Problem to solve: Could you print every record below exactly as it appears?

[BEGIN Input rows]

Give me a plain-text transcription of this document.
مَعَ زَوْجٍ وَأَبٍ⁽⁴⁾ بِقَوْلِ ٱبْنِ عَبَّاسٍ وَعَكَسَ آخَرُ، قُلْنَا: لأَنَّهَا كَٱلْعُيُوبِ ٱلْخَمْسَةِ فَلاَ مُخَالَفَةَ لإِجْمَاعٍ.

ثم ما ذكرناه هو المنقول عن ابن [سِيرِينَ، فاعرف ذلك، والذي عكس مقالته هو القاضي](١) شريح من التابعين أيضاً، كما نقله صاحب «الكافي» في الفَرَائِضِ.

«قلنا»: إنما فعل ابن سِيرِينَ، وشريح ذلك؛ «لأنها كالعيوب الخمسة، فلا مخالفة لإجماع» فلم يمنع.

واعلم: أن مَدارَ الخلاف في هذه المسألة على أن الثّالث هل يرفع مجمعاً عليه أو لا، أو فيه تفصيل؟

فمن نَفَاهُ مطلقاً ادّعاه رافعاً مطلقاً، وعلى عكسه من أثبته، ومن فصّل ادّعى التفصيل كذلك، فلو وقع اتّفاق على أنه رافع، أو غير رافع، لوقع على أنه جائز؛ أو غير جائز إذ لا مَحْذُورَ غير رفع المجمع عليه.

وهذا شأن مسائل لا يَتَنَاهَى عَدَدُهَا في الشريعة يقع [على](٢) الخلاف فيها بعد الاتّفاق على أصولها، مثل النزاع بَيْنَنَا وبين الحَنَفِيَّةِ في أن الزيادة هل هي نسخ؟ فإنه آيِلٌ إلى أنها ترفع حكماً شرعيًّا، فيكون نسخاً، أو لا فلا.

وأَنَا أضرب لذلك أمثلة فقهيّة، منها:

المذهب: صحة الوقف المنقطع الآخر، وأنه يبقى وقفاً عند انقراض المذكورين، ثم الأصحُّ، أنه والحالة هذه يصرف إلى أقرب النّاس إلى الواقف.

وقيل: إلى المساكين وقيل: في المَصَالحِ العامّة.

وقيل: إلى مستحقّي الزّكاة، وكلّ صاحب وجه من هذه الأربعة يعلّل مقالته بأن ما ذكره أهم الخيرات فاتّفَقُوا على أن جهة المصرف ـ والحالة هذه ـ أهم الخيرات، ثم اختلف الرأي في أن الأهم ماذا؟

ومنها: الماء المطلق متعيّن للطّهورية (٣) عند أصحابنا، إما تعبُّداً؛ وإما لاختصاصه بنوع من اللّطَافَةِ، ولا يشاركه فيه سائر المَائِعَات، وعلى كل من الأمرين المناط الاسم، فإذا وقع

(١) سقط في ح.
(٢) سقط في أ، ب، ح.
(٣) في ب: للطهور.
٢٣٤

[END Input rows]

Exercise response:
Give me a plain-text transcription of this document.
مَعَ زَوْجٍ وَأَبٍ⁽⁴⁾ بِقَوْلِ ٱبْنِ عَبَّاسٍ وَعَكَسَ آخَرُ، قُلْنَا: لأَنَّهَا كَٱلْعُيُوبِ ٱلْخَمْسَةِ فَلاَ مُخَالَفَةَ لإِجْمَاعٍ.

ثم ما ذكرناه هو المنقول عن ابن [سِيرِينَ، فاعرف ذلك، والذي عكس مقالته هو القاضي](١) شريح من التابعين أيضاً، كما نقله صاحب «الكافي» في الفَرَائِضِ.

«قلنا»: إنما فعل ابن سِيرِينَ، وشريح ذلك؛ «لأنها كالعيوب الخمسة، فلا مخالفة لإجماع» فلم يمنع.

واعلم: أن مَدارَ الخلاف في هذه المسألة على أن الثّالث هل يرفع مجمعاً عليه أو لا، أو فيه تفصيل؟

فمن نَفَاهُ مطلقاً ادّعاه رافعاً مطلقاً، وعلى عكسه من أثبته، ومن فصّل ادّعى التفصيل كذلك، فلو وقع اتّفاق على أنه رافع، أو غير رافع، لوقع على أنه جائز؛ أو غير جائز إذ لا مَحْذُورَ غير رفع المجمع عليه.

وهذا شأن مسائل لا يَتَنَاهَى عَدَدُهَا في الشريعة يقع [على](٢) الخلاف فيها بعد الاتّفاق على أصولها، مثل النزاع بَيْنَنَا وبين الحَنَفِيَّةِ في أن الزيادة هل هي نسخ؟ فإنه آيِلٌ إلى أنها ترفع حكماً شرعيًّا، فيكون نسخاً، أو لا فلا.

وأَنَا أضرب لذلك أمثلة فقهيّة، منها:

المذهب: صحة الوقف المنقطع الآخر، وأنه يبقى وقفاً عند انقراض المذكورين، ثم الأصحُّ، أنه والحالة هذه يصرف إلى أقرب النّاس إلى الواقف.

وقيل: إلى المساكين وقيل: في المَصَالحِ العامّة.

وقيل: إلى مستحقّي الزّكاة، وكلّ صاحب وجه من هذه الأربعة يعلّل مقالته بأن ما ذكره أهم الخيرات فاتّفَقُوا على أن جهة المصرف ـ والحالة هذه ـ أهم الخيرات، ثم اختلف الرأي في أن الأهم ماذا؟

ومنها: الماء المطلق متعيّن للطّهورية (٣) عند أصحابنا، إما تعبُّداً؛ وإما لاختصاصه بنوع من اللّطَافَةِ، ولا يشاركه فيه سائر المَائِعَات، وعلى كل من الأمرين المناط الاسم، فإذا وقع

(١) سقط في ح.
(٢) سقط في أ، ب، ح.
(٣) في ب: للطهور.
٢٣٤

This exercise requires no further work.